>> START
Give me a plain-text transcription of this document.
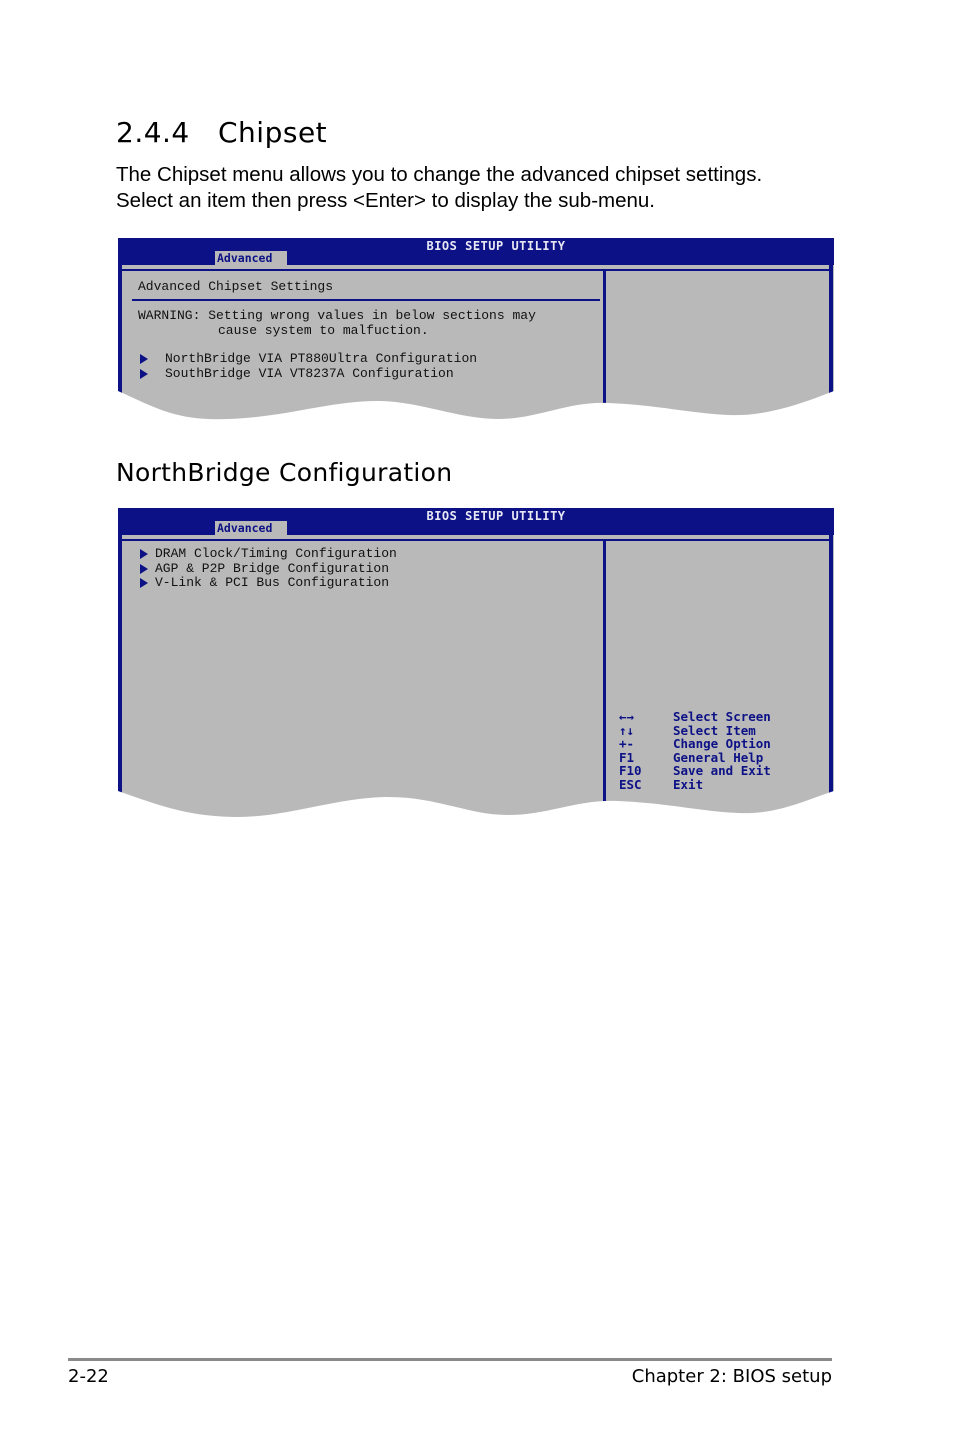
2.4.4 Chipset
The Chipset menu allows you to change the advanced chipset settings.
Select an item then press <Enter> to display the sub-menu.
BIOS SETUP UTILITY
Advanced
Advanced Chipset Settings
WARNING: Setting wrong values in below sections may
cause system to malfuction.

NorthBridge VIA PT880Ultra Configuration

SouthBridge VIA VT8237A Configuration

NorthBridge Configuration
BIOS SETUP UTILITY
Advanced

DRAM Clock/Timing Configuration

AGP & P2P Bridge Configuration

V-Link & PCI Bus Configuration

←→	Select Screen
↑↓	Select Item
+-	Change Option
F1	General Help
F10	Save and Exit
ESC	Exit
2-22	Chapter 2: BIOS setup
>> END
### Directions for this task
Only lines with the string "Chipset" belong in your answer; copy each one.

### Final result
2.4.4 Chipset
The Chipset menu allows you to change the advanced chipset settings.
Advanced Chipset Settings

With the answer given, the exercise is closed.